Data entries:
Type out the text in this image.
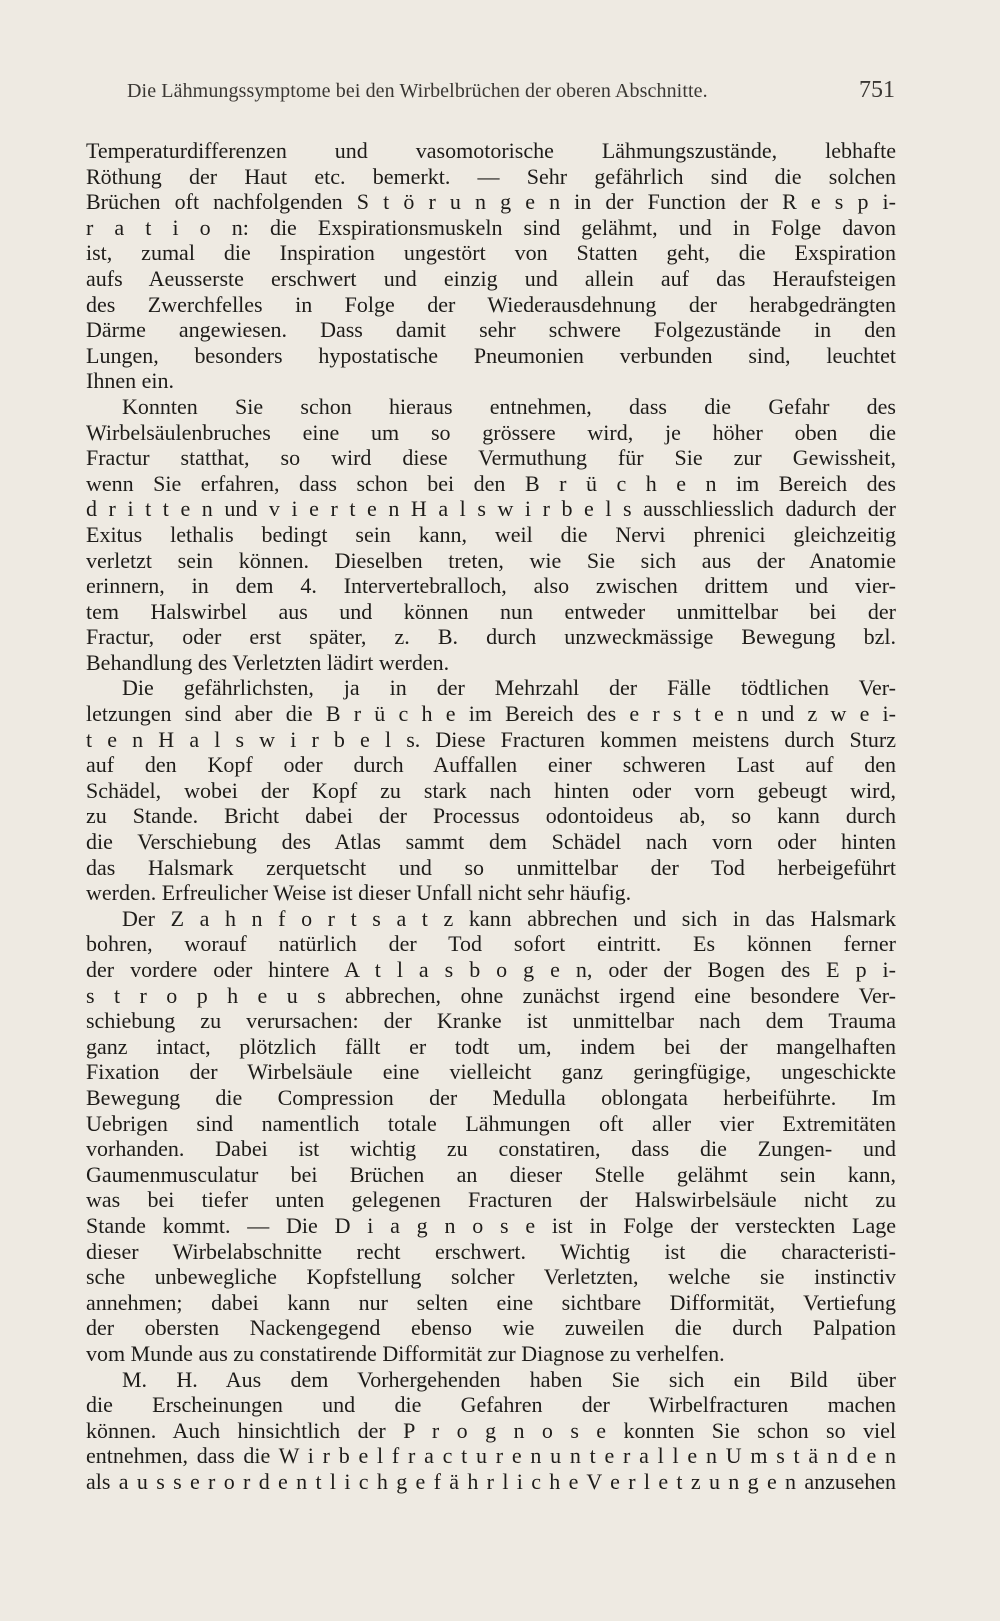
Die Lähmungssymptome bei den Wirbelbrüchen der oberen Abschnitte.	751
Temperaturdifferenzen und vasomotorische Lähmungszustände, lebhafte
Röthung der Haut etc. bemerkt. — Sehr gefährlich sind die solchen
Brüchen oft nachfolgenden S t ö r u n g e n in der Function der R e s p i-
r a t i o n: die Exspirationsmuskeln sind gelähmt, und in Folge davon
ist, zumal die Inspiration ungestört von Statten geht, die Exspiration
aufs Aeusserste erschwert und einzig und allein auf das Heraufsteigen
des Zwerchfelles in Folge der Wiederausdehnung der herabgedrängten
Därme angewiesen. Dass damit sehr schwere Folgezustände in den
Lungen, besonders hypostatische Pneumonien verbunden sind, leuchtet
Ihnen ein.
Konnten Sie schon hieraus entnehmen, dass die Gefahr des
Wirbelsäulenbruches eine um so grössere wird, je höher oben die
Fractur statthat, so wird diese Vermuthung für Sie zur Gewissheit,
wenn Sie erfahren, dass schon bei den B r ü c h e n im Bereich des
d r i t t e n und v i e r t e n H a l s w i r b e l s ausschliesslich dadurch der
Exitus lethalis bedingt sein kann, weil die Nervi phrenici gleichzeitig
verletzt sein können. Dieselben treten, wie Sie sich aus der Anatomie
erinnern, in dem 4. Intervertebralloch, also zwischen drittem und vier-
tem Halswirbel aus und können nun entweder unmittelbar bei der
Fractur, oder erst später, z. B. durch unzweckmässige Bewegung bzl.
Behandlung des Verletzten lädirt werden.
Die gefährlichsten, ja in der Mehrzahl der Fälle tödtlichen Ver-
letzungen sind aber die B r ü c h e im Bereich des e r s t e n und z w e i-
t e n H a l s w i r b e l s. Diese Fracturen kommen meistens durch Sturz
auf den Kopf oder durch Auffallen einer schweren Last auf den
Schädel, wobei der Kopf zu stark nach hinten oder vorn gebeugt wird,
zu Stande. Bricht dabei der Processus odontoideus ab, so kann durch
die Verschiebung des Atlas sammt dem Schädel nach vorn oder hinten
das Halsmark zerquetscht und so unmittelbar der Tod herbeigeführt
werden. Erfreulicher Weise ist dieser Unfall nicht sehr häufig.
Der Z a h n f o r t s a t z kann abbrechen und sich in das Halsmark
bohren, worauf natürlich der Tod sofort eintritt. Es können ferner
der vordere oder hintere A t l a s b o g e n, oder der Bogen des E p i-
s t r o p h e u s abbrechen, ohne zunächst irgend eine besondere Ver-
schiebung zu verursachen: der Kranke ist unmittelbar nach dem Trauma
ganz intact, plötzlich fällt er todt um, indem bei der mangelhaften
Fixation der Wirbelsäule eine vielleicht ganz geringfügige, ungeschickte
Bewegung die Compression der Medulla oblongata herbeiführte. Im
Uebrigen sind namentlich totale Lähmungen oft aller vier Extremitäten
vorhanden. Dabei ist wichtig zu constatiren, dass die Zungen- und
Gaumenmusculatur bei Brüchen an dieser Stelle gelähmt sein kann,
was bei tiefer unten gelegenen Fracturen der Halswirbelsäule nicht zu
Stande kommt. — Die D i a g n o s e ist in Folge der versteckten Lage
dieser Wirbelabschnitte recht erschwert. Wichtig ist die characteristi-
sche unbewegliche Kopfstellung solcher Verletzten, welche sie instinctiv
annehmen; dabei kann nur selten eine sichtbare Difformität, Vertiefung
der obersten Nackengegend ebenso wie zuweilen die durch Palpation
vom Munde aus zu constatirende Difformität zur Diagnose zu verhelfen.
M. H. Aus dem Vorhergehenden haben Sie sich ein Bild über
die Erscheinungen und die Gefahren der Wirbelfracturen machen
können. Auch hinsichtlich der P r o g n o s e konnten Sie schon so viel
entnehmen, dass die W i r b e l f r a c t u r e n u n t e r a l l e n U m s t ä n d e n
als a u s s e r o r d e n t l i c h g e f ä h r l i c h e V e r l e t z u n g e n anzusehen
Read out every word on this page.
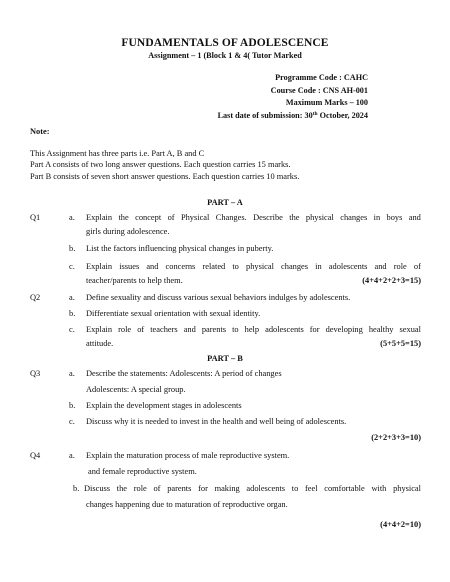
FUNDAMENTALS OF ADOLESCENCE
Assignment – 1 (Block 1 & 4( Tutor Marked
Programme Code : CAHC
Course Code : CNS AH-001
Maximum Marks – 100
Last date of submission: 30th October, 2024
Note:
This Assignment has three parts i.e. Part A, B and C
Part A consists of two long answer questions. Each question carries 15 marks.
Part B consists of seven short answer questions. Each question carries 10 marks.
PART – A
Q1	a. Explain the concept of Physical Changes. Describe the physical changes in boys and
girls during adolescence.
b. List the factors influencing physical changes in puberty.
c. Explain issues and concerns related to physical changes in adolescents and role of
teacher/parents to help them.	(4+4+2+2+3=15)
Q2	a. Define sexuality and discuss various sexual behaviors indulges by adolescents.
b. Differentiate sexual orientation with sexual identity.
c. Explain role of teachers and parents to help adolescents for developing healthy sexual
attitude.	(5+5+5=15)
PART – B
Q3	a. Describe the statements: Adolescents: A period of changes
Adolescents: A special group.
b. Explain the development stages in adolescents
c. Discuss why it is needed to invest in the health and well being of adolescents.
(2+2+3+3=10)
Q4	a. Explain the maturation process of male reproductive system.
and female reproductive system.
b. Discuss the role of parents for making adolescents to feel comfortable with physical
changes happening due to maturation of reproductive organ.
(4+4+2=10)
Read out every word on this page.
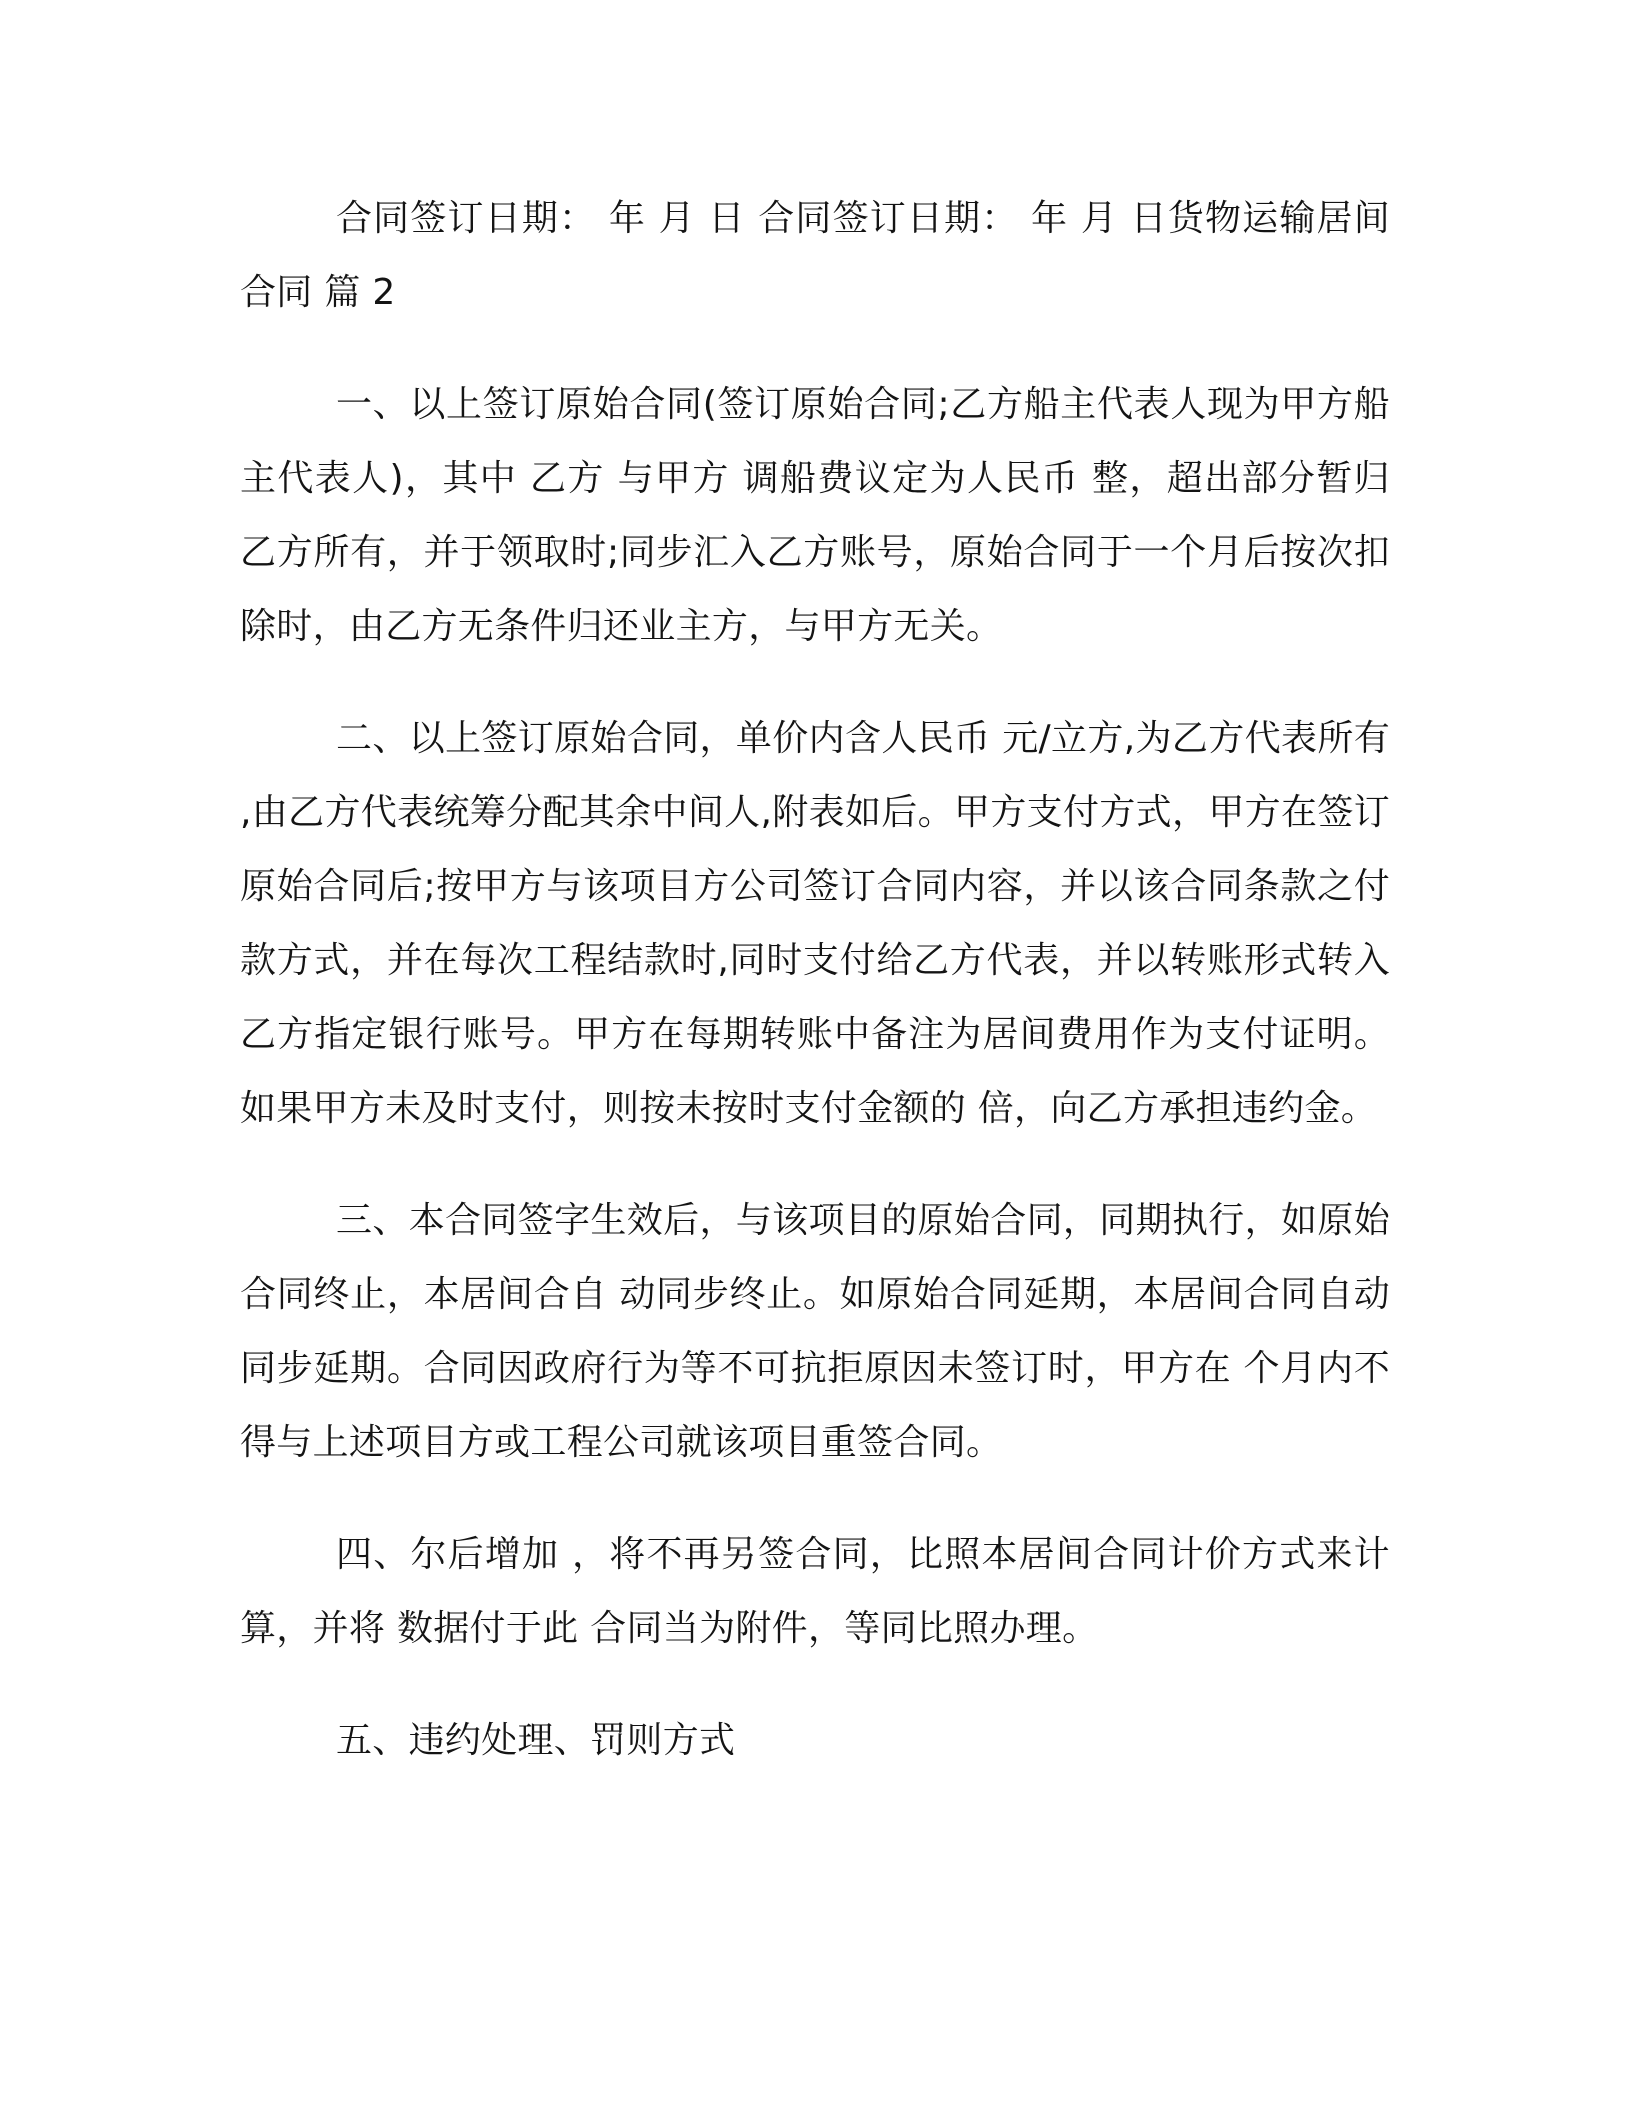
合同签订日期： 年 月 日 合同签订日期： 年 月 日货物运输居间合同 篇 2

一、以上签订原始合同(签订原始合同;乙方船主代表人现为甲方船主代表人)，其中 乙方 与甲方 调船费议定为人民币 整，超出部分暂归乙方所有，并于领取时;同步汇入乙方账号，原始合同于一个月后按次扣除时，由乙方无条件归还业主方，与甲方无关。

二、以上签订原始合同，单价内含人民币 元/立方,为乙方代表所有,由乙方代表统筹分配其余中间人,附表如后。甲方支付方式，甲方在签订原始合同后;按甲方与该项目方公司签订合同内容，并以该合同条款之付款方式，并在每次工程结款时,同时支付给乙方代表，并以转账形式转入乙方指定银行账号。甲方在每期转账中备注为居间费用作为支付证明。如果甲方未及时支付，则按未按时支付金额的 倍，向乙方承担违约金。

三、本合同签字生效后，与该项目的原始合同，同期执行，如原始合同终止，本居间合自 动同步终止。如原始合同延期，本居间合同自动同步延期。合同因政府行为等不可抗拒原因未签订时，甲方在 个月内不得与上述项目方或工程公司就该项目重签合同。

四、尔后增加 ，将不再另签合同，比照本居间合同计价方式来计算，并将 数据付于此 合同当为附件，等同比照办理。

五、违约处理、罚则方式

## THE EXERCISE
Copy in full each line that holds the word "schon".

## EXERCISE ANSWER
Konnten Sie schon hieraus entnehmen, dass die Gefahr des
wenn Sie erfahren, dass schon bei den B r ü c h e n im Bereich des
können. Auch hinsichtlich der P r o g n o s e konnten Sie schon so viel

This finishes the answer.